(Figure record listings)
┌──

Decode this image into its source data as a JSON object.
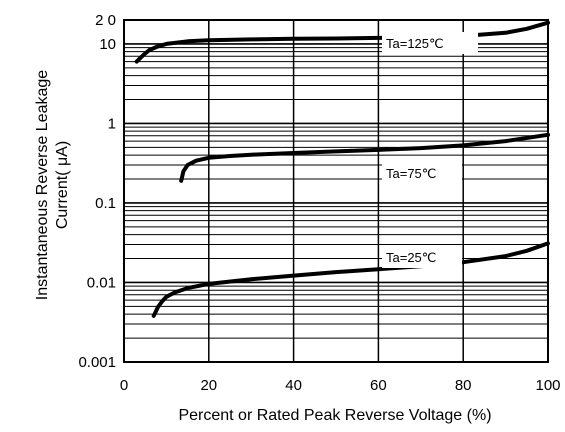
{
  "chart_data": {
    "type": "line",
    "title": "",
    "xlabel": "Percent or Rated Peak Reverse Voltage (%)",
    "ylabel_lines": [
      "Instantaneous Reverse Leakage",
      "Current( μA)"
    ],
    "xlim": [
      0,
      100
    ],
    "ylim": [
      0.001,
      20
    ],
    "y_scale": "log",
    "grid": true,
    "x_ticks": [
      0,
      20,
      40,
      60,
      80,
      100
    ],
    "x_tick_labels": [
      "0",
      "20",
      "40",
      "60",
      "80",
      "100"
    ],
    "y_ticks": [
      0.001,
      0.01,
      0.1,
      1,
      10,
      20
    ],
    "y_tick_labels": [
      "0.001",
      "0.01",
      "0.1",
      "1",
      "10",
      "2 0"
    ],
    "series": [
      {
        "name": "Ta=125℃",
        "x": [
          3,
          4,
          5,
          6,
          8,
          10,
          15,
          20,
          30,
          40,
          50,
          60,
          70,
          80,
          90,
          95,
          100
        ],
        "y": [
          6,
          6.8,
          7.6,
          8.4,
          9.3,
          10,
          10.8,
          11.1,
          11.4,
          11.6,
          11.7,
          11.9,
          12.1,
          12.6,
          13.8,
          15.5,
          18.5
        ]
      },
      {
        "name": "Ta=75℃",
        "x": [
          13.5,
          14,
          15,
          17,
          20,
          25,
          30,
          40,
          50,
          60,
          70,
          80,
          90,
          100
        ],
        "y": [
          0.19,
          0.25,
          0.3,
          0.34,
          0.37,
          0.39,
          0.405,
          0.425,
          0.445,
          0.465,
          0.49,
          0.53,
          0.6,
          0.72
        ]
      },
      {
        "name": "Ta=25℃",
        "x": [
          7,
          7.5,
          8,
          9,
          10,
          12,
          15,
          20,
          30,
          40,
          50,
          60,
          70,
          80,
          90,
          95,
          100
        ],
        "y": [
          0.0038,
          0.0043,
          0.0049,
          0.0058,
          0.0066,
          0.0075,
          0.0085,
          0.0096,
          0.011,
          0.0122,
          0.0135,
          0.0147,
          0.016,
          0.018,
          0.0215,
          0.025,
          0.031
        ]
      }
    ]
  }
}
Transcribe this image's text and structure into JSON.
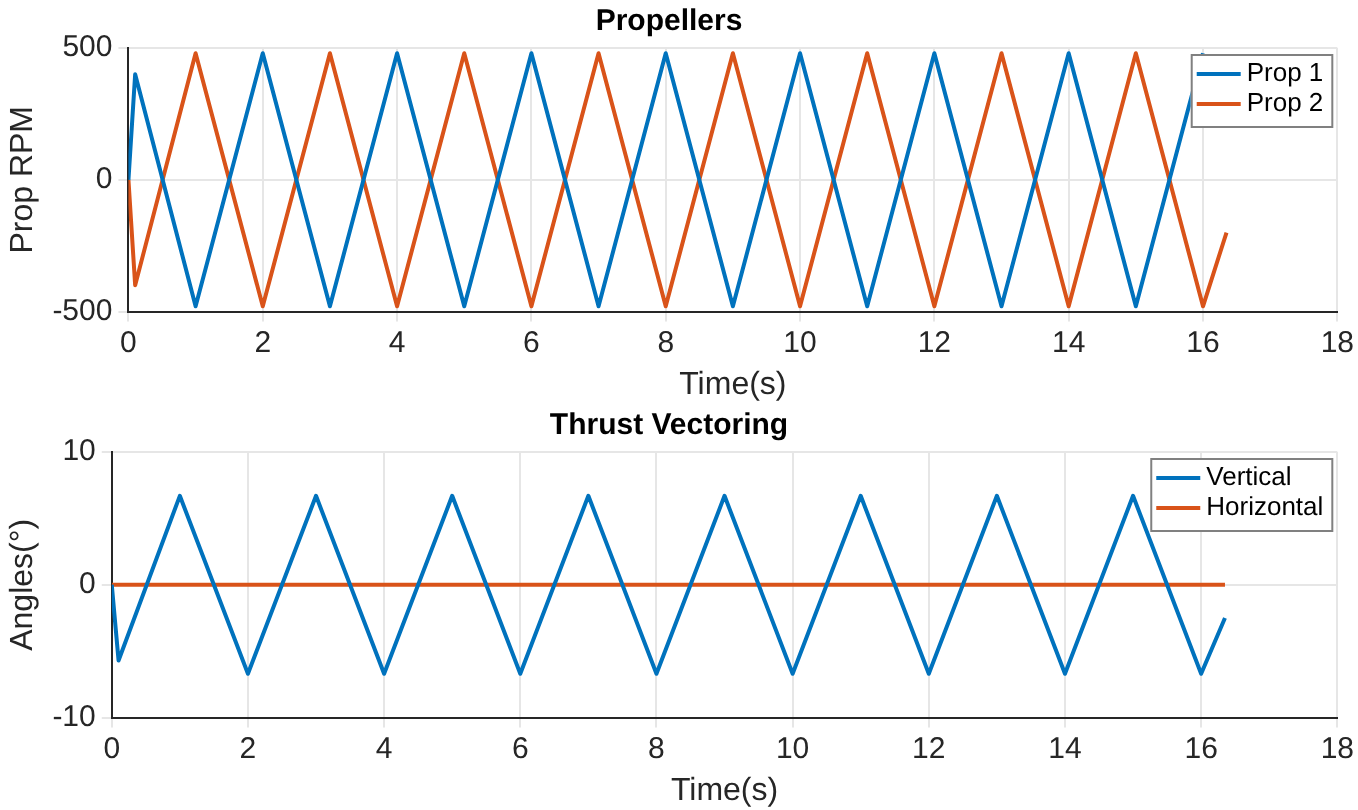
{
  "chart_data": [
    {
      "type": "line",
      "title": "Propellers",
      "xlabel": "Time(s)",
      "ylabel": "Prop RPM",
      "xlim": [
        0,
        18
      ],
      "xticks": [
        0,
        2,
        4,
        6,
        8,
        10,
        12,
        14,
        16,
        18
      ],
      "ylim": [
        -500,
        500
      ],
      "yticks": [
        -500,
        0,
        500
      ],
      "grid": true,
      "legend": "top right",
      "marker": "none",
      "line_style": "solid",
      "series": [
        {
          "name": "Prop 1",
          "color": "#0072bd",
          "x": [
            0,
            0.1,
            1,
            2,
            3,
            4,
            5,
            6,
            7,
            8,
            9,
            10,
            11,
            12,
            13,
            14,
            15,
            16
          ],
          "values": [
            0,
            400,
            -480,
            480,
            -480,
            480,
            -480,
            480,
            -480,
            480,
            -480,
            480,
            -480,
            480,
            -480,
            480,
            -480,
            480
          ]
        },
        {
          "name": "Prop 2",
          "color": "#d95319",
          "x": [
            0,
            0.1,
            1,
            2,
            3,
            4,
            5,
            6,
            7,
            8,
            9,
            10,
            11,
            12,
            13,
            14,
            15,
            16,
            16.35
          ],
          "values": [
            0,
            -400,
            480,
            -480,
            480,
            -480,
            480,
            -480,
            480,
            -480,
            480,
            -480,
            480,
            -480,
            480,
            -480,
            480,
            -480,
            -200
          ]
        }
      ]
    },
    {
      "type": "line",
      "title": "Thrust Vectoring",
      "xlabel": "Time(s)",
      "ylabel": "Angles(°)",
      "xlim": [
        0,
        18
      ],
      "xticks": [
        0,
        2,
        4,
        6,
        8,
        10,
        12,
        14,
        16,
        18
      ],
      "ylim": [
        -10,
        10
      ],
      "yticks": [
        -10,
        0,
        10
      ],
      "grid": true,
      "legend": "top right",
      "marker": "none",
      "line_style": "solid",
      "series": [
        {
          "name": "Vertical",
          "color": "#0072bd",
          "x": [
            0,
            0.1,
            1,
            2,
            3,
            4,
            5,
            6,
            7,
            8,
            9,
            10,
            11,
            12,
            13,
            14,
            15,
            16,
            16.35
          ],
          "values": [
            0,
            -5.7,
            6.7,
            -6.7,
            6.7,
            -6.7,
            6.7,
            -6.7,
            6.7,
            -6.7,
            6.7,
            -6.7,
            6.7,
            -6.7,
            6.7,
            -6.7,
            6.7,
            -6.7,
            -2.5
          ]
        },
        {
          "name": "Horizontal",
          "color": "#d95319",
          "x": [
            0,
            16.35
          ],
          "values": [
            0,
            0
          ]
        }
      ]
    }
  ]
}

└──

Reproduce each line exactly, please, except for any pictures.

§ Task output:
Decode this image into its source data as a JSON object.
{
  "chart_data": {
    "type": "line",
    "title": "",
    "xlabel": "Percent or Rated Peak Reverse Voltage (%)",
    "ylabel_lines": [
      "Instantaneous Reverse Leakage",
      "Current( μA)"
    ],
    "xlim": [
      0,
      100
    ],
    "ylim": [
      0.001,
      20
    ],
    "y_scale": "log",
    "grid": true,
    "x_ticks": [
      0,
      20,
      40,
      60,
      80,
      100
    ],
    "x_tick_labels": [
      "0",
      "20",
      "40",
      "60",
      "80",
      "100"
    ],
    "y_ticks": [
      0.001,
      0.01,
      0.1,
      1,
      10,
      20
    ],
    "y_tick_labels": [
      "0.001",
      "0.01",
      "0.1",
      "1",
      "10",
      "2 0"
    ],
    "series": [
      {
        "name": "Ta=125℃",
        "x": [
          3,
          4,
          5,
          6,
          8,
          10,
          15,
          20,
          30,
          40,
          50,
          60,
          70,
          80,
          90,
          95,
          100
        ],
        "y": [
          6,
          6.8,
          7.6,
          8.4,
          9.3,
          10,
          10.8,
          11.1,
          11.4,
          11.6,
          11.7,
          11.9,
          12.1,
          12.6,
          13.8,
          15.5,
          18.5
        ]
      },
      {
        "name": "Ta=75℃",
        "x": [
          13.5,
          14,
          15,
          17,
          20,
          25,
          30,
          40,
          50,
          60,
          70,
          80,
          90,
          100
        ],
        "y": [
          0.19,
          0.25,
          0.3,
          0.34,
          0.37,
          0.39,
          0.405,
          0.425,
          0.445,
          0.465,
          0.49,
          0.53,
          0.6,
          0.72
        ]
      },
      {
        "name": "Ta=25℃",
        "x": [
          7,
          7.5,
          8,
          9,
          10,
          12,
          15,
          20,
          30,
          40,
          50,
          60,
          70,
          80,
          90,
          95,
          100
        ],
        "y": [
          0.0038,
          0.0043,
          0.0049,
          0.0058,
          0.0066,
          0.0075,
          0.0085,
          0.0096,
          0.011,
          0.0122,
          0.0135,
          0.0147,
          0.016,
          0.018,
          0.0215,
          0.025,
          0.031
        ]
      }
    ]
  }
}
Transcribe this image's text and structure into JSON.
{
  "chart_data": [
    {
      "type": "line",
      "title": "Propellers",
      "xlabel": "Time(s)",
      "ylabel": "Prop RPM",
      "xlim": [
        0,
        18
      ],
      "xticks": [
        0,
        2,
        4,
        6,
        8,
        10,
        12,
        14,
        16,
        18
      ],
      "ylim": [
        -500,
        500
      ],
      "yticks": [
        -500,
        0,
        500
      ],
      "grid": true,
      "legend": "top right",
      "marker": "none",
      "line_style": "solid",
      "series": [
        {
          "name": "Prop 1",
          "color": "#0072bd",
          "x": [
            0,
            0.1,
            1,
            2,
            3,
            4,
            5,
            6,
            7,
            8,
            9,
            10,
            11,
            12,
            13,
            14,
            15,
            16
          ],
          "values": [
            0,
            400,
            -480,
            480,
            -480,
            480,
            -480,
            480,
            -480,
            480,
            -480,
            480,
            -480,
            480,
            -480,
            480,
            -480,
            480
          ]
        },
        {
          "name": "Prop 2",
          "color": "#d95319",
          "x": [
            0,
            0.1,
            1,
            2,
            3,
            4,
            5,
            6,
            7,
            8,
            9,
            10,
            11,
            12,
            13,
            14,
            15,
            16,
            16.35
          ],
          "values": [
            0,
            -400,
            480,
            -480,
            480,
            -480,
            480,
            -480,
            480,
            -480,
            480,
            -480,
            480,
            -480,
            480,
            -480,
            480,
            -480,
            -200
          ]
        }
      ]
    },
    {
      "type": "line",
      "title": "Thrust Vectoring",
      "xlabel": "Time(s)",
      "ylabel": "Angles(°)",
      "xlim": [
        0,
        18
      ],
      "xticks": [
        0,
        2,
        4,
        6,
        8,
        10,
        12,
        14,
        16,
        18
      ],
      "ylim": [
        -10,
        10
      ],
      "yticks": [
        -10,
        0,
        10
      ],
      "grid": true,
      "legend": "top right",
      "marker": "none",
      "line_style": "solid",
      "series": [
        {
          "name": "Vertical",
          "color": "#0072bd",
          "x": [
            0,
            0.1,
            1,
            2,
            3,
            4,
            5,
            6,
            7,
            8,
            9,
            10,
            11,
            12,
            13,
            14,
            15,
            16,
            16.35
          ],
          "values": [
            0,
            -5.7,
            6.7,
            -6.7,
            6.7,
            -6.7,
            6.7,
            -6.7,
            6.7,
            -6.7,
            6.7,
            -6.7,
            6.7,
            -6.7,
            6.7,
            -6.7,
            6.7,
            -6.7,
            -2.5
          ]
        },
        {
          "name": "Horizontal",
          "color": "#d95319",
          "x": [
            0,
            16.35
          ],
          "values": [
            0,
            0
          ]
        }
      ]
    }
  ]
}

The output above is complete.